### The input
____________________

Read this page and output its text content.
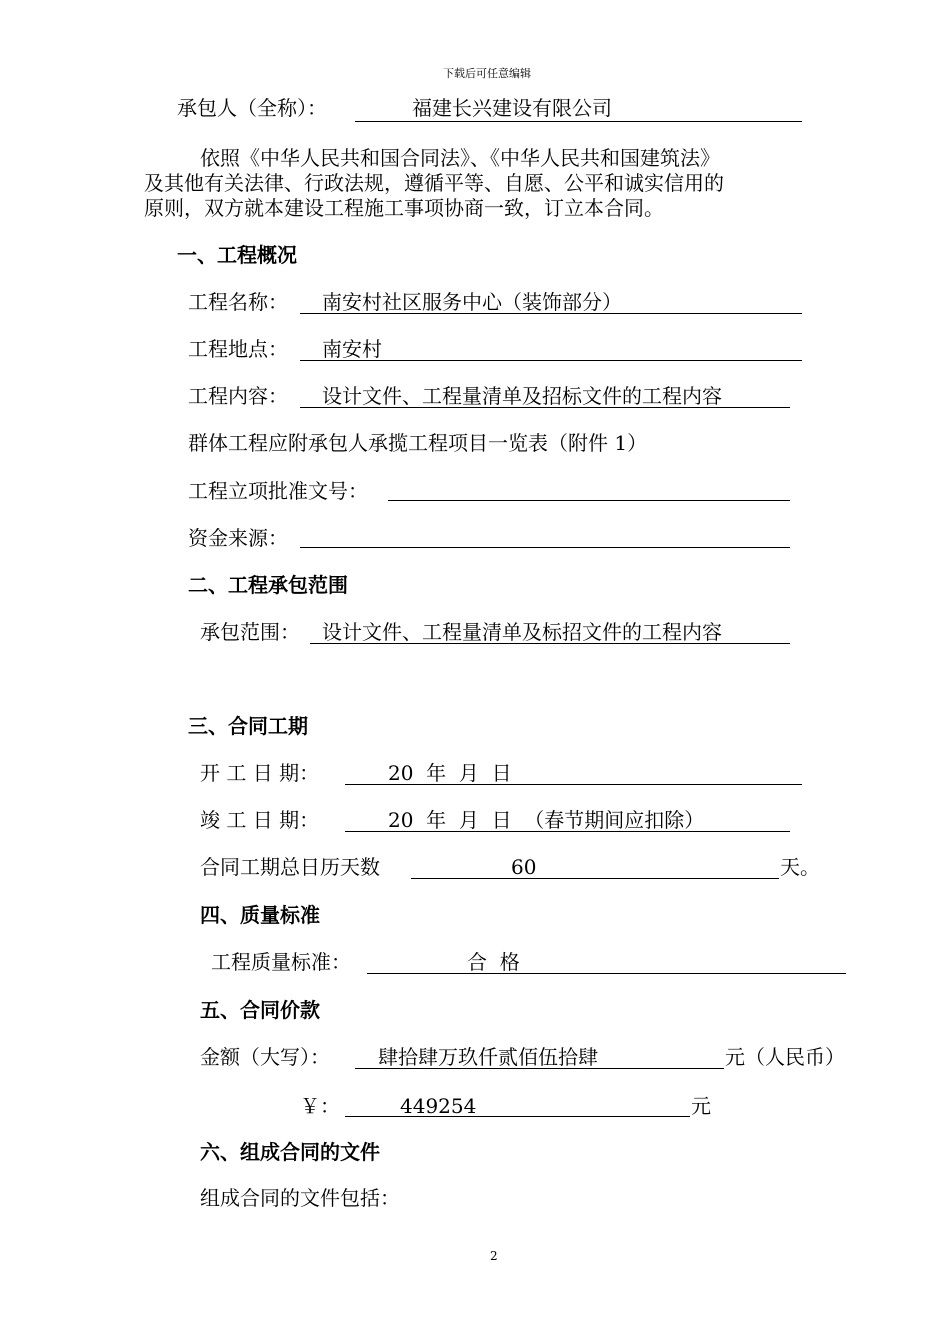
下载后可任意编辑
承包人（全称）：	福建长兴建设有限公司
依照《中华人民共和国合同法》、《中华人民共和国建筑法》
及其他有关法律、行政法规，遵循平等、自愿、公平和诚实信用的
原则，双方就本建设工程施工事项协商一致，订立本合同。
一、工程概况
工程名称： 南安村社区服务中心（装饰部分）
工程地点： 南安村
工程内容： 设计文件、工程量清单及招标文件的工程内容
群体工程应附承包人承揽工程项目一览表（附件 1）
工程立项批准文号：
资金来源：
二、工程承包范围
承包范围： 设计文件、工程量清单及标招文件的工程内容
三、合同工期
开 工 日 期：	20  年  月  日
竣 工 日 期：	20  年  月  日  （春节期间应扣除）
合同工期总日历天数	60	天。
四、质量标准
工程质量标准：	合  格
五、合同价款
金额（大写）： 肆拾肆万玖仟贰佰伍拾肆	元（人民币）
￥：	449254	元
六、组成合同的文件
组成合同的文件包括：
2
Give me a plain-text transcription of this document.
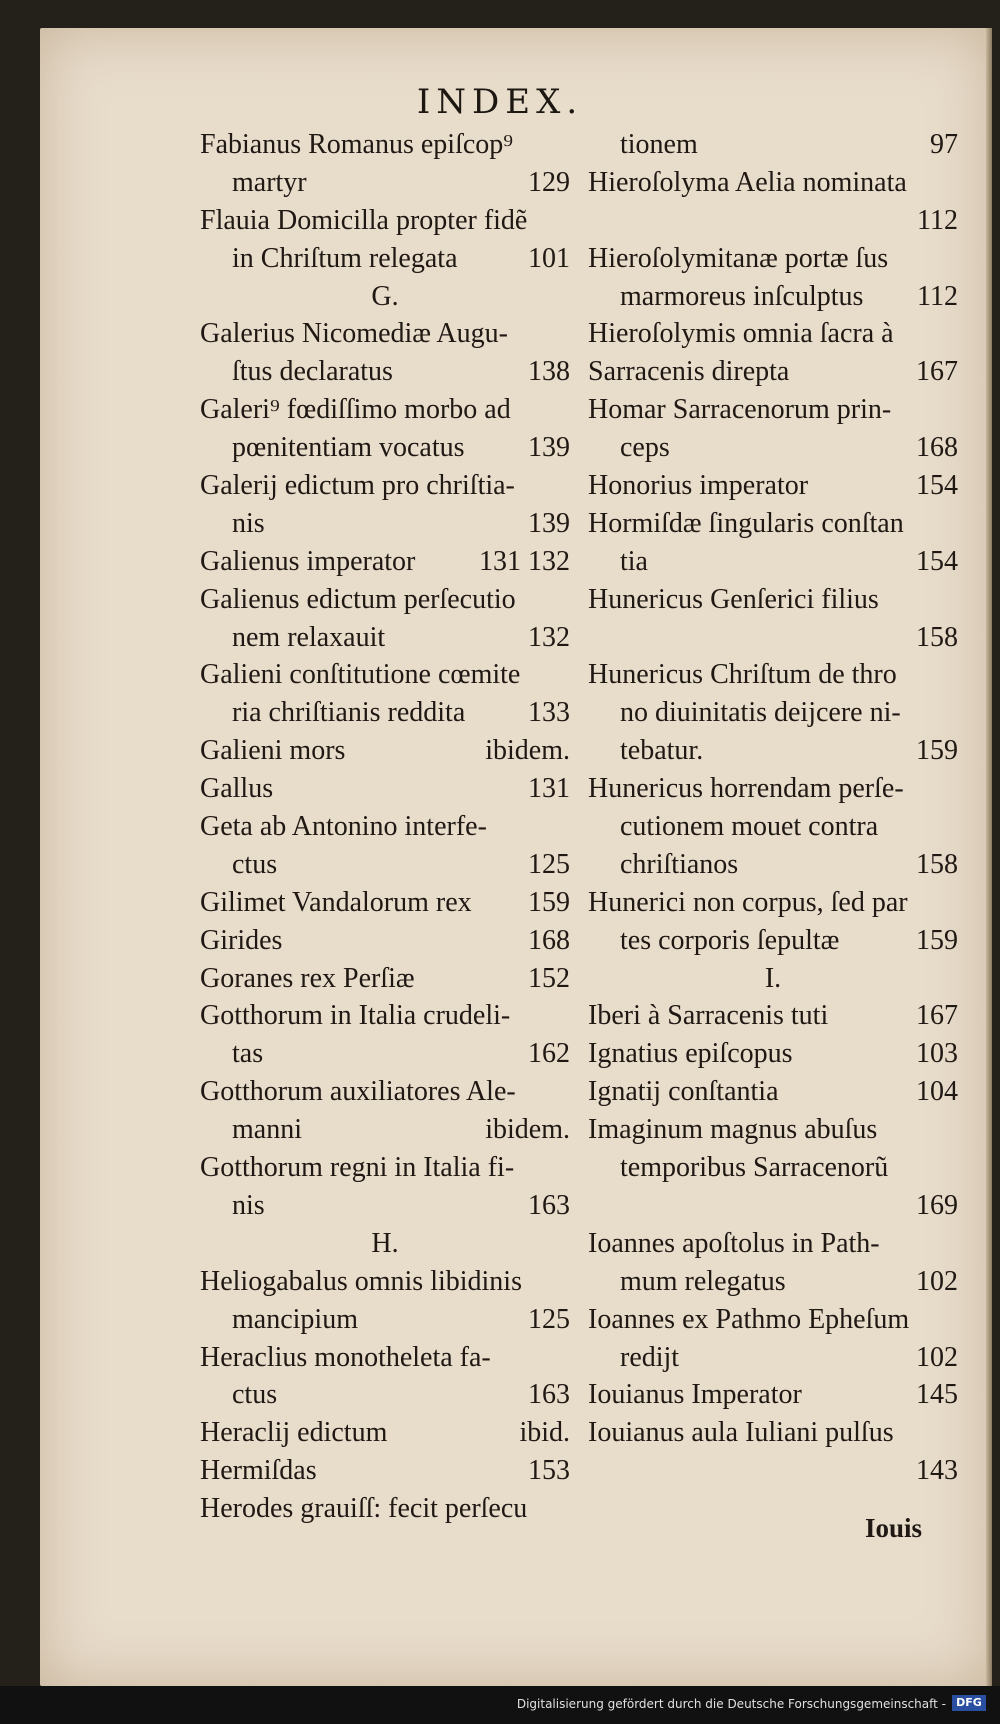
INDEX.
Fabianus Romanus epiſcop⁹
martyr	129
Flauia Domicilla propter fidẽ
in Chriſtum relegata	101
G.
Galerius Nicomediæ Augu-
ſtus declaratus	138
Galeri⁹ fœdiſſimo morbo ad
pœnitentiam vocatus 139
Galerij edictum pro chriſtia-
nis	139
Galienus imperator 131 132
Galienus edictum perſecutio
nem relaxauit	132
Galieni conſtitutione cœmite
ria chriſtianis reddita 133
Galieni mors	ibidem.
Gallus	131
Geta ab Antonino interfe-
ctus	125
Gilimet Vandalorum rex 159
Girides	168
Goranes rex Perſiæ	152
Gotthorum in Italia crudeli-
tas	162
Gotthorum auxiliatores Ale-
manni	ibidem.
Gotthorum regni in Italia fi-
nis	163
H.
Heliogabalus omnis libidinis
mancipium	125
Heraclius monotheleta fa-
ctus	163
Heraclij edictum	ibid.
Hermiſdas	153
Herodes grauiſſ: fecit perſecu
tionem	97
Hieroſolyma Aelia nominata
112
Hieroſolymitanæ portæ ſus
marmoreus inſculptus 112
Hieroſolymis omnia ſacra à
Sarracenis direpta	167
Homar Sarracenorum prin-
ceps	168
Honorius imperator	154
Hormiſdæ ſingularis conſtan
tia	154
Hunericus Genſerici filius
158
Hunericus Chriſtum de thro
no diuinitatis deijcere ni-
tebatur.	159
Hunericus horrendam perſe-
cutionem mouet contra
chriſtianos	158
Hunerici non corpus, ſed par
tes corporis ſepultæ	159
I.
Iberi à Sarracenis tuti	167
Ignatius epiſcopus	103
Ignatij conſtantia	104
Imaginum magnus abuſus
temporibus Sarracenorũ
169
Ioannes apoſtolus in Path-
mum relegatus	102
Ioannes ex Pathmo Epheſum
redijt	102
Iouianus Imperator	145
Iouianus aula Iuliani pulſus
143
Iouis
Digitalisierung gefördert durch die Deutsche Forschungsgemeinschaft - DFG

____________________

### What is expected
Exclude the pictures, and transcribe all of the material exactly.

### Task result
Read this page and output its text content.
下载后可任意编辑
承包人（全称）：	福建长兴建设有限公司
依照《中华人民共和国合同法》、《中华人民共和国建筑法》
及其他有关法律、行政法规，遵循平等、自愿、公平和诚实信用的
原则，双方就本建设工程施工事项协商一致，订立本合同。
一、工程概况
工程名称： 南安村社区服务中心（装饰部分）
工程地点： 南安村
工程内容： 设计文件、工程量清单及招标文件的工程内容
群体工程应附承包人承揽工程项目一览表（附件 1）
工程立项批准文号：
资金来源：
二、工程承包范围
承包范围： 设计文件、工程量清单及标招文件的工程内容
三、合同工期
开 工 日 期：	20  年  月  日
竣 工 日 期：	20  年  月  日  （春节期间应扣除）
合同工期总日历天数	60	天。
四、质量标准
工程质量标准：	合  格
五、合同价款
金额（大写）： 肆拾肆万玖仟贰佰伍拾肆	元（人民币）
￥：	449254	元
六、组成合同的文件
组成合同的文件包括：
2
Give me a plain-text transcription of this document.
INDEX.
Fabianus Romanus epiſcop⁹
martyr	129
Flauia Domicilla propter fidẽ
in Chriſtum relegata	101
G.
Galerius Nicomediæ Augu-
ſtus declaratus	138
Galeri⁹ fœdiſſimo morbo ad
pœnitentiam vocatus 139
Galerij edictum pro chriſtia-
nis	139
Galienus imperator 131 132
Galienus edictum perſecutio
nem relaxauit	132
Galieni conſtitutione cœmite
ria chriſtianis reddita 133
Galieni mors	ibidem.
Gallus	131
Geta ab Antonino interfe-
ctus	125
Gilimet Vandalorum rex 159
Girides	168
Goranes rex Perſiæ	152
Gotthorum in Italia crudeli-
tas	162
Gotthorum auxiliatores Ale-
manni	ibidem.
Gotthorum regni in Italia fi-
nis	163
H.
Heliogabalus omnis libidinis
mancipium	125
Heraclius monotheleta fa-
ctus	163
Heraclij edictum	ibid.
Hermiſdas	153
Herodes grauiſſ: fecit perſecu
tionem	97
Hieroſolyma Aelia nominata
112
Hieroſolymitanæ portæ ſus
marmoreus inſculptus 112
Hieroſolymis omnia ſacra à
Sarracenis direpta	167
Homar Sarracenorum prin-
ceps	168
Honorius imperator	154
Hormiſdæ ſingularis conſtan
tia	154
Hunericus Genſerici filius
158
Hunericus Chriſtum de thro
no diuinitatis deijcere ni-
tebatur.	159
Hunericus horrendam perſe-
cutionem mouet contra
chriſtianos	158
Hunerici non corpus, ſed par
tes corporis ſepultæ	159
I.
Iberi à Sarracenis tuti	167
Ignatius epiſcopus	103
Ignatij conſtantia	104
Imaginum magnus abuſus
temporibus Sarracenorũ
169
Ioannes apoſtolus in Path-
mum relegatus	102
Ioannes ex Pathmo Epheſum
redijt	102
Iouianus Imperator	145
Iouianus aula Iuliani pulſus
143
Iouis
Digitalisierung gefördert durch die Deutsche Forschungsgemeinschaft - DFG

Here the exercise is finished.